[Data entries]
# # # # #

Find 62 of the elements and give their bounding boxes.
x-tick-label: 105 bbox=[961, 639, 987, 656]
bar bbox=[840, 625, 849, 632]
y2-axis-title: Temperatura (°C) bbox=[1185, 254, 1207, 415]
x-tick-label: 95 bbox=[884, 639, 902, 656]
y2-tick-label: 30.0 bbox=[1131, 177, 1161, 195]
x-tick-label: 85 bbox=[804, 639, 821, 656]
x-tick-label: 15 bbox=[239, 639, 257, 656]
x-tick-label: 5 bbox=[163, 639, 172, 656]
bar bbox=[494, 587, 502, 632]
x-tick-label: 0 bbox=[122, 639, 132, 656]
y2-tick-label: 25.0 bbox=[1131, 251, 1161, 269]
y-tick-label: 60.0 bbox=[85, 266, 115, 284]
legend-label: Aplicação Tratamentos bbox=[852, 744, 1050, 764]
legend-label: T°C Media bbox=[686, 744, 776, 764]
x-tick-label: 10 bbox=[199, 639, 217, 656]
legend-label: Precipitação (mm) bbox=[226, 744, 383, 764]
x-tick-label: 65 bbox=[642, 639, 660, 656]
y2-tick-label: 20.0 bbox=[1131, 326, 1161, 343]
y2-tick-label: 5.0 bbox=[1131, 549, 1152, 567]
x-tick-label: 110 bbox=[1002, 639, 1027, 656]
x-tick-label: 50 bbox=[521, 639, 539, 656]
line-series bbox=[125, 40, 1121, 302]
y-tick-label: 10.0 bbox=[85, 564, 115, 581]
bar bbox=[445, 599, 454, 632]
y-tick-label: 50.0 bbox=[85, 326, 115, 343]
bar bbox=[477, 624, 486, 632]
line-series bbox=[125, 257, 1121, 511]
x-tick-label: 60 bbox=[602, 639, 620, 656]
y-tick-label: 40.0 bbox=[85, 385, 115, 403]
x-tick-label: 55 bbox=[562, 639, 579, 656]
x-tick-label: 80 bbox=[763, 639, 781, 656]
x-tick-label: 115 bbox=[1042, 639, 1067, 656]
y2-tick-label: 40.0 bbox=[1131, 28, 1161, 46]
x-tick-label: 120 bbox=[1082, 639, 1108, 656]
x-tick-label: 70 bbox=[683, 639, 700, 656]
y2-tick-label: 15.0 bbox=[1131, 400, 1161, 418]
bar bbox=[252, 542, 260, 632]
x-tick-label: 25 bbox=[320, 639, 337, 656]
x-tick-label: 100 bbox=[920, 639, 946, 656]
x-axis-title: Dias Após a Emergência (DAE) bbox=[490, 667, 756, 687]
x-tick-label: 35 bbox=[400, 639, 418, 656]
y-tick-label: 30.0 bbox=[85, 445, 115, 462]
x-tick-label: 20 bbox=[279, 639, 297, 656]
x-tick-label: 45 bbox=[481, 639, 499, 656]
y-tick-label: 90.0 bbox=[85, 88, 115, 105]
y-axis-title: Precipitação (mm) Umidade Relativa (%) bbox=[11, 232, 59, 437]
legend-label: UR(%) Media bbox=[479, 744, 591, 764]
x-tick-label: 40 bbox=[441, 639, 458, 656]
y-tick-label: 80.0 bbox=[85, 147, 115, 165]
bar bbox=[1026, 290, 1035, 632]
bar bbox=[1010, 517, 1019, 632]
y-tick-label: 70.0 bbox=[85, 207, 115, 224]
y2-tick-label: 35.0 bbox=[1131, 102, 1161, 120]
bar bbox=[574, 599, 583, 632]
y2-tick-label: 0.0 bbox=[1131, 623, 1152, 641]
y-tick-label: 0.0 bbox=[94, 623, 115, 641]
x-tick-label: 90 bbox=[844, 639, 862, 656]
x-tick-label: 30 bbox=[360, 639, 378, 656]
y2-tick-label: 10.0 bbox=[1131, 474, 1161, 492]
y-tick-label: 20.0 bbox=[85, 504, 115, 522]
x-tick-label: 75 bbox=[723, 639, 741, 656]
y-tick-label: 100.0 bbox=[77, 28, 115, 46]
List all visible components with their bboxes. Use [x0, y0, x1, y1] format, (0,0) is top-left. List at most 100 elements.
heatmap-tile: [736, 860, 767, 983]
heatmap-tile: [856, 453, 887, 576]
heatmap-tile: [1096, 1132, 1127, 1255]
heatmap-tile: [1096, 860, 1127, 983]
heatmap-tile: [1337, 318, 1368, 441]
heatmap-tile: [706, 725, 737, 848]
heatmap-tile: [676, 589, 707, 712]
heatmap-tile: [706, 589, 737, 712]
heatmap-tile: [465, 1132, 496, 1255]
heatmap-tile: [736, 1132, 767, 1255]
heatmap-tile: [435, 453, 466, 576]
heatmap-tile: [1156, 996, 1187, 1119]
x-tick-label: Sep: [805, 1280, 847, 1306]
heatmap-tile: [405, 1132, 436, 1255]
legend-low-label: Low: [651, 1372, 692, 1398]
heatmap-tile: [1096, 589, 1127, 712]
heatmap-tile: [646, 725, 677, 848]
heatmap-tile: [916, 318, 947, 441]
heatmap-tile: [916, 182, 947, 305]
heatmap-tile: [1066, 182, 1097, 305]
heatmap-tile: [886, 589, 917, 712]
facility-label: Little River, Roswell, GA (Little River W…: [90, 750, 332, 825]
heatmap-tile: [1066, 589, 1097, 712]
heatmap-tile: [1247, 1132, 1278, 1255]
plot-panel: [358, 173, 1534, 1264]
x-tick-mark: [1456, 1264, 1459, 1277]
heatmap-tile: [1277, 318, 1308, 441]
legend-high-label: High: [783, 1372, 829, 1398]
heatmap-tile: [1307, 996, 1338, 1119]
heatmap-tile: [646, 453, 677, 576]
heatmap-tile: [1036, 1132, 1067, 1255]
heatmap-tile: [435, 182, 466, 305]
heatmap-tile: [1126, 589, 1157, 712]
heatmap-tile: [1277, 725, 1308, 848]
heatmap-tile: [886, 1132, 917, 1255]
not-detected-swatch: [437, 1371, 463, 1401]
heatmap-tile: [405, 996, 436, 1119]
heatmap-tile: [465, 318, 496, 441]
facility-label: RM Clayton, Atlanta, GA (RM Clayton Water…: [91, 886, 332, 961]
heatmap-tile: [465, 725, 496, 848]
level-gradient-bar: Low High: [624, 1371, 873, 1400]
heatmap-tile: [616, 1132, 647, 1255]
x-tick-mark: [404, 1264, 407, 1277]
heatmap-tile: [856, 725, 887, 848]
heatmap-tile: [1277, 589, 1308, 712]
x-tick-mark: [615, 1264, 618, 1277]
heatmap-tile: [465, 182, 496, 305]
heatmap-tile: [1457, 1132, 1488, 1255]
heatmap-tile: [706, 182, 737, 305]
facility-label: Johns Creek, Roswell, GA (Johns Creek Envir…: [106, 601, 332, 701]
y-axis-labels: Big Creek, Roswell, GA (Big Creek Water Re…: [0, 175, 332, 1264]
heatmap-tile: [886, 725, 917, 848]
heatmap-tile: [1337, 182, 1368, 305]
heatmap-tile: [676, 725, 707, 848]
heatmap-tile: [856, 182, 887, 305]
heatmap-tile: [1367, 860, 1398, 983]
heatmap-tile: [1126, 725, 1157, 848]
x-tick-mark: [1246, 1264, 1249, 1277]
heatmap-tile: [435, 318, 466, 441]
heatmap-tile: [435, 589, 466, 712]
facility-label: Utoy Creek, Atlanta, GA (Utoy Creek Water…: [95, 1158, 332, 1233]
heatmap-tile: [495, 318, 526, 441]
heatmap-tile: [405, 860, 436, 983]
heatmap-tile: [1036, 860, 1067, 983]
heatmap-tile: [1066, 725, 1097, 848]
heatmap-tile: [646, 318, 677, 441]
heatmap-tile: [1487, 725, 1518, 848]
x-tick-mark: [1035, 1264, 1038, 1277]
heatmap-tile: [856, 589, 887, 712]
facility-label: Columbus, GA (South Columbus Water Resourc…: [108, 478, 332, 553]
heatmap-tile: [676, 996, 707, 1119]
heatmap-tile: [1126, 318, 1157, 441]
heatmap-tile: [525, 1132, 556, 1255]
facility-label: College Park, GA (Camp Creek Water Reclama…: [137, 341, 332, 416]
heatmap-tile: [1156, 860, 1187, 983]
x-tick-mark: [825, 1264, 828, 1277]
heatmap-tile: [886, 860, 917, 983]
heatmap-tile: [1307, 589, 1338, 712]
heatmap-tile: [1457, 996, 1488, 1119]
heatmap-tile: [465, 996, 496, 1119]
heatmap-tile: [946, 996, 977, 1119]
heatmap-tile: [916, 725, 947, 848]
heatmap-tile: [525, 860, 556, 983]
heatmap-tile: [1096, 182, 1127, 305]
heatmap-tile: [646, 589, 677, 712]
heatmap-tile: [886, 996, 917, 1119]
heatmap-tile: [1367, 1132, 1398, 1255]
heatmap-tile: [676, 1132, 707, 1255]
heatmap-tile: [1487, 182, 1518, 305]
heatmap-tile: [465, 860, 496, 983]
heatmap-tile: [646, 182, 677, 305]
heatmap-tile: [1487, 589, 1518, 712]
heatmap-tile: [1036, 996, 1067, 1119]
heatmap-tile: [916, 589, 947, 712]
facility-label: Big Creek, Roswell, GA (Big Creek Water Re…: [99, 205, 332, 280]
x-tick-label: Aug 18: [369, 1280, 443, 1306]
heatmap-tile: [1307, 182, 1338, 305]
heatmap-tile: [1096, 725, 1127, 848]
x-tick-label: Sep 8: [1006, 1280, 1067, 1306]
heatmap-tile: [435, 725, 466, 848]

# # # # #

Lay out the material as a Markdown table with columns headed Row and Line, starting at its first line and ending at the line containing "x-tick-label: 85 bbox=[804, 639, 821, 656]". Number each row and leave out blank lines.

| Row | Line |
|---|---|
| 1 | Find 62 of the elements and give their bounding boxes. |
| 2 | x-tick-label: 105 bbox=[961, 639, 987, 656] |
| 3 | bar bbox=[840, 625, 849, 632] |
| 4 | y2-axis-title: Temperatura (°C) bbox=[1185, 254, 1207, 415] |
| 5 | x-tick-label: 95 bbox=[884, 639, 902, 656] |
| 6 | y2-tick-label: 30.0 bbox=[1131, 177, 1161, 195] |
| 7 | x-tick-label: 85 bbox=[804, 639, 821, 656] |